*WHAT IS EXPECTED*: Reproduce the listing that follows with no differences at all.

-- BEGIN --

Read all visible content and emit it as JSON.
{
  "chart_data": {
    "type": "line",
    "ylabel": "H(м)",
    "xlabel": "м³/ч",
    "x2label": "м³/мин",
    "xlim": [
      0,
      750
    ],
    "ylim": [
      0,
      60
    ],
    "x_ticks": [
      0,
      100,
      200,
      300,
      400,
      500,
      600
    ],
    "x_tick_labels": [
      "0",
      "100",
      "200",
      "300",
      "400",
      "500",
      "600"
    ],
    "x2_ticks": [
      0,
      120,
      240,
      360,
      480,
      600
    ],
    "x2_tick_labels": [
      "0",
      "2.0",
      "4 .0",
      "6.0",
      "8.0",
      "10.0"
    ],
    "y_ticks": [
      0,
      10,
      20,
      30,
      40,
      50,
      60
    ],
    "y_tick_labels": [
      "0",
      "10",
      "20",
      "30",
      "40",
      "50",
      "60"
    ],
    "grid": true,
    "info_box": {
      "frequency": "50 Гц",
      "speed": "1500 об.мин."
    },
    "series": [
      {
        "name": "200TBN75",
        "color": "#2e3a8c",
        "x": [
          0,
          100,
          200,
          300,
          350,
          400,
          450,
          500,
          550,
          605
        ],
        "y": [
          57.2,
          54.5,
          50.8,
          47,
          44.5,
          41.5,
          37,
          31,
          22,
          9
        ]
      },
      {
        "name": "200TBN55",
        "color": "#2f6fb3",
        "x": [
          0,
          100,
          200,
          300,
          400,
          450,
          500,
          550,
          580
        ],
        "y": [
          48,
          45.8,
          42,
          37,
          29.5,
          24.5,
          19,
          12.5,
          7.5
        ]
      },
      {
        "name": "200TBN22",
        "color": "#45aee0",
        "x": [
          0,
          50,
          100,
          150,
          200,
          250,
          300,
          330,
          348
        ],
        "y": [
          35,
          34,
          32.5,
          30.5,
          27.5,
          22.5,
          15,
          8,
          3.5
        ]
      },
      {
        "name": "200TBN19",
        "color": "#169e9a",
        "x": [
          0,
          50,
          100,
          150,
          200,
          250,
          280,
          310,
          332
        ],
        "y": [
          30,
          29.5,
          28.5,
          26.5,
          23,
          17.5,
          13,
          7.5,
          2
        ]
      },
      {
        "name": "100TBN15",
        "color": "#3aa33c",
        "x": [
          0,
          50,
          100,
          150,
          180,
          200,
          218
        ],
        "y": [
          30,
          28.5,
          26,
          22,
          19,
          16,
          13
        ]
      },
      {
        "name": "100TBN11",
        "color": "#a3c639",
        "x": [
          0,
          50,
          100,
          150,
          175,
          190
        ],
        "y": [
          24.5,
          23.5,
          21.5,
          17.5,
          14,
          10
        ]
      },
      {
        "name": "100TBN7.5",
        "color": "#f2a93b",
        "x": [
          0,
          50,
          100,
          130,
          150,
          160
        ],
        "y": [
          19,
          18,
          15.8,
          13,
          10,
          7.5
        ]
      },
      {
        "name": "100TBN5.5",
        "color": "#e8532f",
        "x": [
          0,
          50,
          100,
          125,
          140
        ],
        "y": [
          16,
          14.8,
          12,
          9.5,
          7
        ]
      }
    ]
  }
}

-- END --

*EXERCISE SOLUTION*:
Read all visible content and emit it as JSON.
{
  "chart_data": {
    "type": "line",
    "ylabel": "H(м)",
    "xlabel": "м³/ч",
    "x2label": "м³/мин",
    "xlim": [
      0,
      750
    ],
    "ylim": [
      0,
      60
    ],
    "x_ticks": [
      0,
      100,
      200,
      300,
      400,
      500,
      600
    ],
    "x_tick_labels": [
      "0",
      "100",
      "200",
      "300",
      "400",
      "500",
      "600"
    ],
    "x2_ticks": [
      0,
      120,
      240,
      360,
      480,
      600
    ],
    "x2_tick_labels": [
      "0",
      "2.0",
      "4 .0",
      "6.0",
      "8.0",
      "10.0"
    ],
    "y_ticks": [
      0,
      10,
      20,
      30,
      40,
      50,
      60
    ],
    "y_tick_labels": [
      "0",
      "10",
      "20",
      "30",
      "40",
      "50",
      "60"
    ],
    "grid": true,
    "info_box": {
      "frequency": "50 Гц",
      "speed": "1500 об.мин."
    },
    "series": [
      {
        "name": "200TBN75",
        "color": "#2e3a8c",
        "x": [
          0,
          100,
          200,
          300,
          350,
          400,
          450,
          500,
          550,
          605
        ],
        "y": [
          57.2,
          54.5,
          50.8,
          47,
          44.5,
          41.5,
          37,
          31,
          22,
          9
        ]
      },
      {
        "name": "200TBN55",
        "color": "#2f6fb3",
        "x": [
          0,
          100,
          200,
          300,
          400,
          450,
          500,
          550,
          580
        ],
        "y": [
          48,
          45.8,
          42,
          37,
          29.5,
          24.5,
          19,
          12.5,
          7.5
        ]
      },
      {
        "name": "200TBN22",
        "color": "#45aee0",
        "x": [
          0,
          50,
          100,
          150,
          200,
          250,
          300,
          330,
          348
        ],
        "y": [
          35,
          34,
          32.5,
          30.5,
          27.5,
          22.5,
          15,
          8,
          3.5
        ]
      },
      {
        "name": "200TBN19",
        "color": "#169e9a",
        "x": [
          0,
          50,
          100,
          150,
          200,
          250,
          280,
          310,
          332
        ],
        "y": [
          30,
          29.5,
          28.5,
          26.5,
          23,
          17.5,
          13,
          7.5,
          2
        ]
      },
      {
        "name": "100TBN15",
        "color": "#3aa33c",
        "x": [
          0,
          50,
          100,
          150,
          180,
          200,
          218
        ],
        "y": [
          30,
          28.5,
          26,
          22,
          19,
          16,
          13
        ]
      },
      {
        "name": "100TBN11",
        "color": "#a3c639",
        "x": [
          0,
          50,
          100,
          150,
          175,
          190
        ],
        "y": [
          24.5,
          23.5,
          21.5,
          17.5,
          14,
          10
        ]
      },
      {
        "name": "100TBN7.5",
        "color": "#f2a93b",
        "x": [
          0,
          50,
          100,
          130,
          150,
          160
        ],
        "y": [
          19,
          18,
          15.8,
          13,
          10,
          7.5
        ]
      },
      {
        "name": "100TBN5.5",
        "color": "#e8532f",
        "x": [
          0,
          50,
          100,
          125,
          140
        ],
        "y": [
          16,
          14.8,
          12,
          9.5,
          7
        ]
      }
    ]
  }
}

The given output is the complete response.